- **Goal of the exercise**
Copy the data below exactly.

- **Task data**
>>>

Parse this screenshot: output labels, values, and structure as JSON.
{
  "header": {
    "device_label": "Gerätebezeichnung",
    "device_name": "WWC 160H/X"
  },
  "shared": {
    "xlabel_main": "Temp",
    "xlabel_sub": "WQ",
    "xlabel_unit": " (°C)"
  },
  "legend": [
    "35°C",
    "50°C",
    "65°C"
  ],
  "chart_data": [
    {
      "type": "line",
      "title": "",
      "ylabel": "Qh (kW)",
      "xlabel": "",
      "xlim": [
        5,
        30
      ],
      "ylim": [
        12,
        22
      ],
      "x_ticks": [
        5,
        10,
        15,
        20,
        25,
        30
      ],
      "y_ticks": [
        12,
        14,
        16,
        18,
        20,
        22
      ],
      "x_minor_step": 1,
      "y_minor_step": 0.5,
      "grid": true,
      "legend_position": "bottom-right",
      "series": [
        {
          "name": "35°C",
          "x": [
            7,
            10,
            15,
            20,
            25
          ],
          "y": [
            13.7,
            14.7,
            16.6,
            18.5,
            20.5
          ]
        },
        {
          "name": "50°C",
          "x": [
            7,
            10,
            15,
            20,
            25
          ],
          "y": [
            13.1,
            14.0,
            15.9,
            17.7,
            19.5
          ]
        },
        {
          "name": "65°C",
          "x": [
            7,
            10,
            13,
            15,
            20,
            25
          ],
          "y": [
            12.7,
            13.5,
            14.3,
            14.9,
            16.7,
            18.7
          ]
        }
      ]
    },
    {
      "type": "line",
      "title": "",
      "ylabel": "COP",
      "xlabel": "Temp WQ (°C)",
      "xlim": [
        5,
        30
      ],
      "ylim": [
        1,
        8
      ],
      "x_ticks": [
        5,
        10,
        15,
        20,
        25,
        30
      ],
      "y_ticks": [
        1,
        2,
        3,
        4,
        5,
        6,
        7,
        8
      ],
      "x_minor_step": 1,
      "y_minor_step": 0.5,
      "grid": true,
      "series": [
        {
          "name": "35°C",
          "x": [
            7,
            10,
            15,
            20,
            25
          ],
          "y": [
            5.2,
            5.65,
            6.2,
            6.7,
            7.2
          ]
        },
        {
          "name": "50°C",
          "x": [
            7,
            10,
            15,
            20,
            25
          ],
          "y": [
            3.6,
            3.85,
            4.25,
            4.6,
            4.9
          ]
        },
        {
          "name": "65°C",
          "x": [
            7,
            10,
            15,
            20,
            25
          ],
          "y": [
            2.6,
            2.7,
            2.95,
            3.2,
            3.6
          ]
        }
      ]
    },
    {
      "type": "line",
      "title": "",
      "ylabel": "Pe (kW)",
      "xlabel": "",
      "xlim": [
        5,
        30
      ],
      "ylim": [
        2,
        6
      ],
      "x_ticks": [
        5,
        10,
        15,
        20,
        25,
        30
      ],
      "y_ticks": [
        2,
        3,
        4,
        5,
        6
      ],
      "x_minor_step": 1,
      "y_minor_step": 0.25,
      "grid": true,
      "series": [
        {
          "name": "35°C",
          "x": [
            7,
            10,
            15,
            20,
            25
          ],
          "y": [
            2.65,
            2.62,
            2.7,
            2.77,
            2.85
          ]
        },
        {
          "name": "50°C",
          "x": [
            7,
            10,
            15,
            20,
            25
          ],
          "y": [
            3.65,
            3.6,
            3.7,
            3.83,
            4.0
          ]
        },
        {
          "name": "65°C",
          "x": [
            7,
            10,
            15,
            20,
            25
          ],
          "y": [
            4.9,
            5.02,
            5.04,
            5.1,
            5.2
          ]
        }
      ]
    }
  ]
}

<<<

- **Answer to the task**
Parse this screenshot: output labels, values, and structure as JSON.
{
  "header": {
    "device_label": "Gerätebezeichnung",
    "device_name": "WWC 160H/X"
  },
  "shared": {
    "xlabel_main": "Temp",
    "xlabel_sub": "WQ",
    "xlabel_unit": " (°C)"
  },
  "legend": [
    "35°C",
    "50°C",
    "65°C"
  ],
  "chart_data": [
    {
      "type": "line",
      "title": "",
      "ylabel": "Qh (kW)",
      "xlabel": "",
      "xlim": [
        5,
        30
      ],
      "ylim": [
        12,
        22
      ],
      "x_ticks": [
        5,
        10,
        15,
        20,
        25,
        30
      ],
      "y_ticks": [
        12,
        14,
        16,
        18,
        20,
        22
      ],
      "x_minor_step": 1,
      "y_minor_step": 0.5,
      "grid": true,
      "legend_position": "bottom-right",
      "series": [
        {
          "name": "35°C",
          "x": [
            7,
            10,
            15,
            20,
            25
          ],
          "y": [
            13.7,
            14.7,
            16.6,
            18.5,
            20.5
          ]
        },
        {
          "name": "50°C",
          "x": [
            7,
            10,
            15,
            20,
            25
          ],
          "y": [
            13.1,
            14.0,
            15.9,
            17.7,
            19.5
          ]
        },
        {
          "name": "65°C",
          "x": [
            7,
            10,
            13,
            15,
            20,
            25
          ],
          "y": [
            12.7,
            13.5,
            14.3,
            14.9,
            16.7,
            18.7
          ]
        }
      ]
    },
    {
      "type": "line",
      "title": "",
      "ylabel": "COP",
      "xlabel": "Temp WQ (°C)",
      "xlim": [
        5,
        30
      ],
      "ylim": [
        1,
        8
      ],
      "x_ticks": [
        5,
        10,
        15,
        20,
        25,
        30
      ],
      "y_ticks": [
        1,
        2,
        3,
        4,
        5,
        6,
        7,
        8
      ],
      "x_minor_step": 1,
      "y_minor_step": 0.5,
      "grid": true,
      "series": [
        {
          "name": "35°C",
          "x": [
            7,
            10,
            15,
            20,
            25
          ],
          "y": [
            5.2,
            5.65,
            6.2,
            6.7,
            7.2
          ]
        },
        {
          "name": "50°C",
          "x": [
            7,
            10,
            15,
            20,
            25
          ],
          "y": [
            3.6,
            3.85,
            4.25,
            4.6,
            4.9
          ]
        },
        {
          "name": "65°C",
          "x": [
            7,
            10,
            15,
            20,
            25
          ],
          "y": [
            2.6,
            2.7,
            2.95,
            3.2,
            3.6
          ]
        }
      ]
    },
    {
      "type": "line",
      "title": "",
      "ylabel": "Pe (kW)",
      "xlabel": "",
      "xlim": [
        5,
        30
      ],
      "ylim": [
        2,
        6
      ],
      "x_ticks": [
        5,
        10,
        15,
        20,
        25,
        30
      ],
      "y_ticks": [
        2,
        3,
        4,
        5,
        6
      ],
      "x_minor_step": 1,
      "y_minor_step": 0.25,
      "grid": true,
      "series": [
        {
          "name": "35°C",
          "x": [
            7,
            10,
            15,
            20,
            25
          ],
          "y": [
            2.65,
            2.62,
            2.7,
            2.77,
            2.85
          ]
        },
        {
          "name": "50°C",
          "x": [
            7,
            10,
            15,
            20,
            25
          ],
          "y": [
            3.65,
            3.6,
            3.7,
            3.83,
            4.0
          ]
        },
        {
          "name": "65°C",
          "x": [
            7,
            10,
            15,
            20,
            25
          ],
          "y": [
            4.9,
            5.02,
            5.04,
            5.1,
            5.2
          ]
        }
      ]
    }
  ]
}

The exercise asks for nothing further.